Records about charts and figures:
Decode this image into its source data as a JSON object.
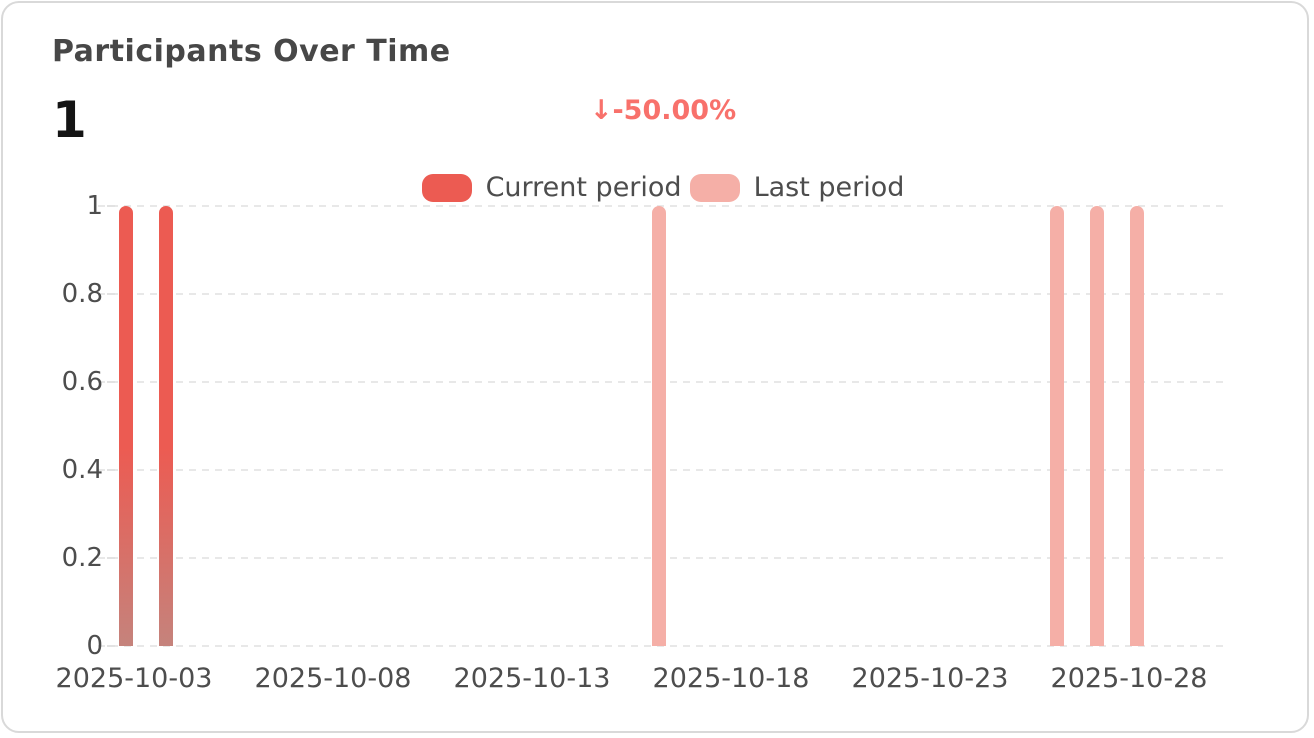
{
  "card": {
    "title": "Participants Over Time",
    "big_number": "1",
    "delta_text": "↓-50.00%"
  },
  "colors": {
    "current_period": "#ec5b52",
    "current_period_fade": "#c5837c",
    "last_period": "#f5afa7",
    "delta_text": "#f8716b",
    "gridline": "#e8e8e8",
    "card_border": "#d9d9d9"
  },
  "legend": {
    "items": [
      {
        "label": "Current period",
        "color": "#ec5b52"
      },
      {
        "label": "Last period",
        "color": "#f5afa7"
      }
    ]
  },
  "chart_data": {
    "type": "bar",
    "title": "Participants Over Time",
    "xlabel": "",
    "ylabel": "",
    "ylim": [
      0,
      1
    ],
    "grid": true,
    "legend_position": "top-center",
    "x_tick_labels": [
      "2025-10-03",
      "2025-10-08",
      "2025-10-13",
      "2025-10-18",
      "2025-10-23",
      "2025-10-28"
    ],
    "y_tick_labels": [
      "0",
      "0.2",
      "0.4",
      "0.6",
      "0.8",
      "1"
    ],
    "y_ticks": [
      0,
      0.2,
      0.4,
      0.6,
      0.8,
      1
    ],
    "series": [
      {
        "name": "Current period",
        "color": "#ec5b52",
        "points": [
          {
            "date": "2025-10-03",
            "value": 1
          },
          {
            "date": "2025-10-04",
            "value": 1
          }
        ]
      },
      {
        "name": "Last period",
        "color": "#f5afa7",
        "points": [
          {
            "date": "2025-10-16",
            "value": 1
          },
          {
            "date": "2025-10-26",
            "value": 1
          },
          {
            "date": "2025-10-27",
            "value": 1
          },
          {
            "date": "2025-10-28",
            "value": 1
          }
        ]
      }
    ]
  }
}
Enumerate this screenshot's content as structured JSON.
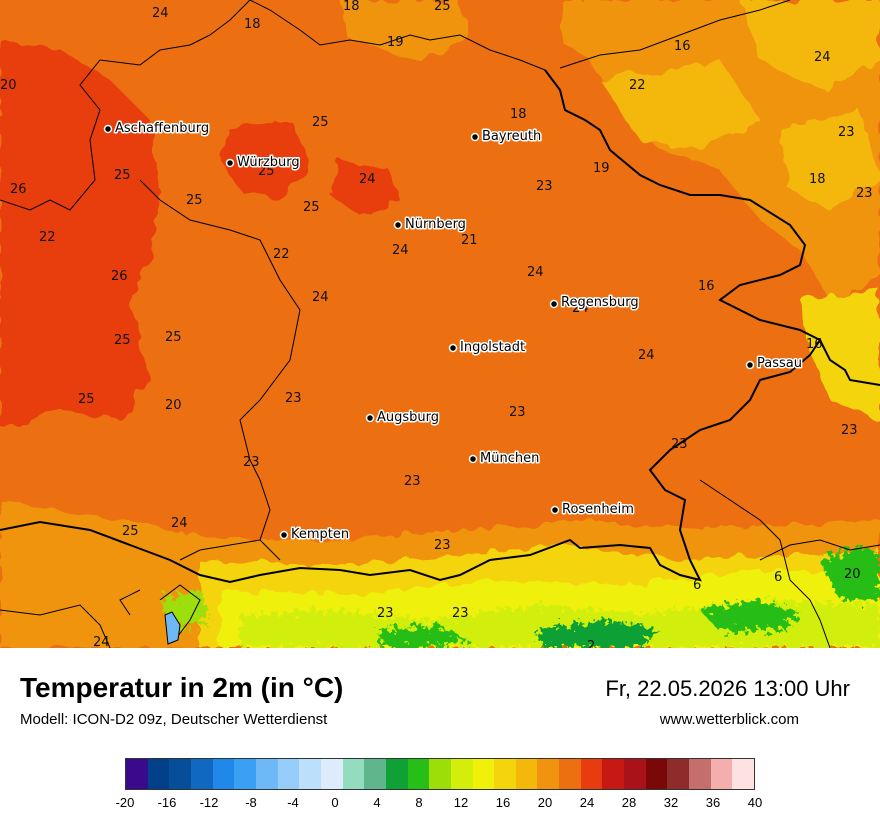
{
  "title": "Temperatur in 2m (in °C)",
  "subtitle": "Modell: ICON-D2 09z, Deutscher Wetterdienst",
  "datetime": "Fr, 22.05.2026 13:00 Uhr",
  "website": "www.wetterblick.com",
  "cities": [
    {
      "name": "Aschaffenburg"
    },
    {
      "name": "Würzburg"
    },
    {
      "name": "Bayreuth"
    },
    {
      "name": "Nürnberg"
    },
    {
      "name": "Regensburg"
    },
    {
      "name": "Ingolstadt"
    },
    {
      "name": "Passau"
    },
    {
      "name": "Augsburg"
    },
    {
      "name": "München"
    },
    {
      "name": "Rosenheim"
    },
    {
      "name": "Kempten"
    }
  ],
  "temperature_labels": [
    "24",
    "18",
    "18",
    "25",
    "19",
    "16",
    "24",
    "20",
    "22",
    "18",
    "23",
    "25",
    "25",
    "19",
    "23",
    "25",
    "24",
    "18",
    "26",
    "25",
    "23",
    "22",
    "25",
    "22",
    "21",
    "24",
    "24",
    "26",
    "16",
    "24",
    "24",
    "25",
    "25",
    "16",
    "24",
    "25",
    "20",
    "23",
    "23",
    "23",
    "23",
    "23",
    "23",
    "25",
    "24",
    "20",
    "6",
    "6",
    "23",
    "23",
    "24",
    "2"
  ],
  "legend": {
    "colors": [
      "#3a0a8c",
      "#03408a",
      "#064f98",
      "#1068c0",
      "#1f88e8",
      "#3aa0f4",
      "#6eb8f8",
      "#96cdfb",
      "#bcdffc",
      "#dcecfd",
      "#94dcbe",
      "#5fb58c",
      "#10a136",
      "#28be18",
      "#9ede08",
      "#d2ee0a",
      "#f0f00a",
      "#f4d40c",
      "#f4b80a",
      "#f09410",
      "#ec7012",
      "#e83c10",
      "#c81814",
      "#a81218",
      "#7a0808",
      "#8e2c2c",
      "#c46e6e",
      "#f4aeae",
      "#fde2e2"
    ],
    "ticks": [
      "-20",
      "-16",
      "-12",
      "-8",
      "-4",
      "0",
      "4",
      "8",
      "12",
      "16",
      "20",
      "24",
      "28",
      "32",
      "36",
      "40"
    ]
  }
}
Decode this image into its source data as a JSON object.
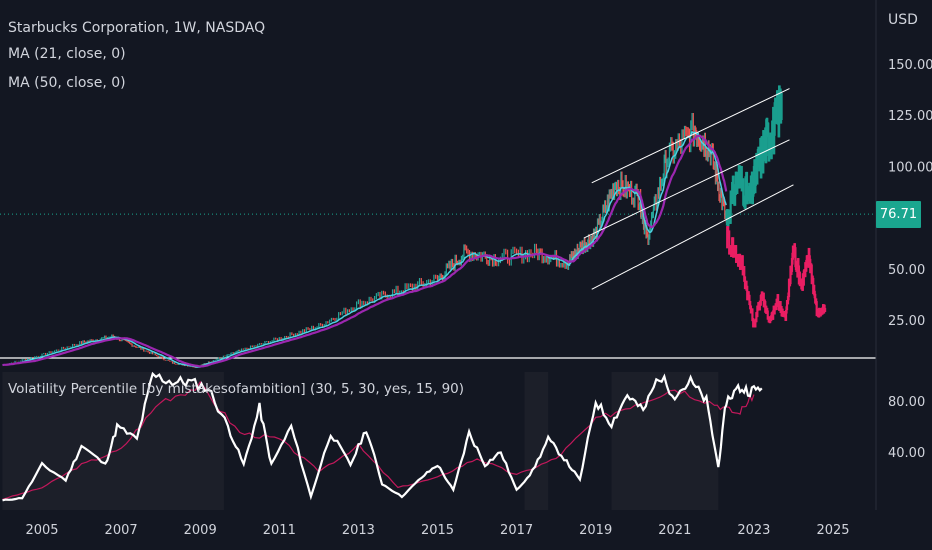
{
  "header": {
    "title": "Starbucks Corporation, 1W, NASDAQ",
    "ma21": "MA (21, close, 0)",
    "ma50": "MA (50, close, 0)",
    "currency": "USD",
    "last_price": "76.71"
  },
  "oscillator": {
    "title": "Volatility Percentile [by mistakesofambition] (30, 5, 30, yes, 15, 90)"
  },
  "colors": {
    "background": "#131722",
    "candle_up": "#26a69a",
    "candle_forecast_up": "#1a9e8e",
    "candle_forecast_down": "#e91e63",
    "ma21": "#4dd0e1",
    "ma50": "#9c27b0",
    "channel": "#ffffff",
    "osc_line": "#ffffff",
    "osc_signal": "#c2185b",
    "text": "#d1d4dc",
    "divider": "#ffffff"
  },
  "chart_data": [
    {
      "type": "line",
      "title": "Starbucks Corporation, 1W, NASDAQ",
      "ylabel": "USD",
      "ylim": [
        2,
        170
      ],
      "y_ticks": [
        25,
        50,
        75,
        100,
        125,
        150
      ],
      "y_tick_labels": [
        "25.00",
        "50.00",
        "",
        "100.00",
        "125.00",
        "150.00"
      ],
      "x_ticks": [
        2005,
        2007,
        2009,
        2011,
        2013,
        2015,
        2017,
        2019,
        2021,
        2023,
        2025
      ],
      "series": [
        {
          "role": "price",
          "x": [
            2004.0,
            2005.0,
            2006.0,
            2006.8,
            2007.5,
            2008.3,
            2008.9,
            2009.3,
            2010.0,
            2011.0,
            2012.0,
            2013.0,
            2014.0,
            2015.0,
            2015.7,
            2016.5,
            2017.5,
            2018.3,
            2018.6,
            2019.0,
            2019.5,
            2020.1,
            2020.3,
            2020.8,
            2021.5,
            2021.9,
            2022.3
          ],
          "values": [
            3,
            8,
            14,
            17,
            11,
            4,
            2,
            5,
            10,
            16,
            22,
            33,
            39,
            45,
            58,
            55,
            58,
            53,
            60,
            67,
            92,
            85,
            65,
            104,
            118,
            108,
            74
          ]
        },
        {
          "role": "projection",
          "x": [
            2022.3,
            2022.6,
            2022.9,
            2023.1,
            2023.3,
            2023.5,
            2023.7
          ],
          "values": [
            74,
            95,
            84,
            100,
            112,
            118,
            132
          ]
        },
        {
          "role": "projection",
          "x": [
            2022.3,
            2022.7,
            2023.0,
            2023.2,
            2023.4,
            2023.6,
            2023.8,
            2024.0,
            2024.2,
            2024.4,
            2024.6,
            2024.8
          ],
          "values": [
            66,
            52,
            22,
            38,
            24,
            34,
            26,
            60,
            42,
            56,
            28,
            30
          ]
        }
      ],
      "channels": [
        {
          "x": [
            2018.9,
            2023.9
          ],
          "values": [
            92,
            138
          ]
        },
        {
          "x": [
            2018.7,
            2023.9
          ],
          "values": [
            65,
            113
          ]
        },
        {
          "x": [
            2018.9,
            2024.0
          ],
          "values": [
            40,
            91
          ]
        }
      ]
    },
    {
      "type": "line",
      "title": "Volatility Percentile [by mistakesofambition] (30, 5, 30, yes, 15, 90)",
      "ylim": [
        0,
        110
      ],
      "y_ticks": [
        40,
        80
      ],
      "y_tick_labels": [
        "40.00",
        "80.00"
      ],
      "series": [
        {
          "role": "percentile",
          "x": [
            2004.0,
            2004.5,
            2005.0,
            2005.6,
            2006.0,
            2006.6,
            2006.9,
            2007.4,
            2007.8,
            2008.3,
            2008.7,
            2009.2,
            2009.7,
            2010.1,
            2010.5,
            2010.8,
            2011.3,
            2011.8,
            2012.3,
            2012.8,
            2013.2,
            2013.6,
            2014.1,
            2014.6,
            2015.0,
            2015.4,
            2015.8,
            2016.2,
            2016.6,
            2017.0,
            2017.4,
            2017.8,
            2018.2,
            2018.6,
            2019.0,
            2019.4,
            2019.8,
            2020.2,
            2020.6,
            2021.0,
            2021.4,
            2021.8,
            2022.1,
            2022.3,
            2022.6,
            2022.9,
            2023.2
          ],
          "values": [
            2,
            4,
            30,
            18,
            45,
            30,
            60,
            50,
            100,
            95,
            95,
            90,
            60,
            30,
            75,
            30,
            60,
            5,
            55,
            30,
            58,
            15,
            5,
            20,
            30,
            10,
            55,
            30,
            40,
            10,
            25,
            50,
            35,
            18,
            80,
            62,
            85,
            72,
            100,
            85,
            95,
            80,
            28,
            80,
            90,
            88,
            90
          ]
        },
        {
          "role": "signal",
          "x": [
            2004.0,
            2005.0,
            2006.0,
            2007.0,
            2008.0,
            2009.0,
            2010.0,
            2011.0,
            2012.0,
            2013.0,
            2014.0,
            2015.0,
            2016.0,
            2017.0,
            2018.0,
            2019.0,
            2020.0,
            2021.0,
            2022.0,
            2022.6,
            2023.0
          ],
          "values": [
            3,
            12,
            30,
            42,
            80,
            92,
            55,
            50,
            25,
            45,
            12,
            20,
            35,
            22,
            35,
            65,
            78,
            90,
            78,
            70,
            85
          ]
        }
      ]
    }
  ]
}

#### What this task involves:
Say how many lines in the listing above include "Starbucks". Give nothing but the number.

#### Solved problem:
2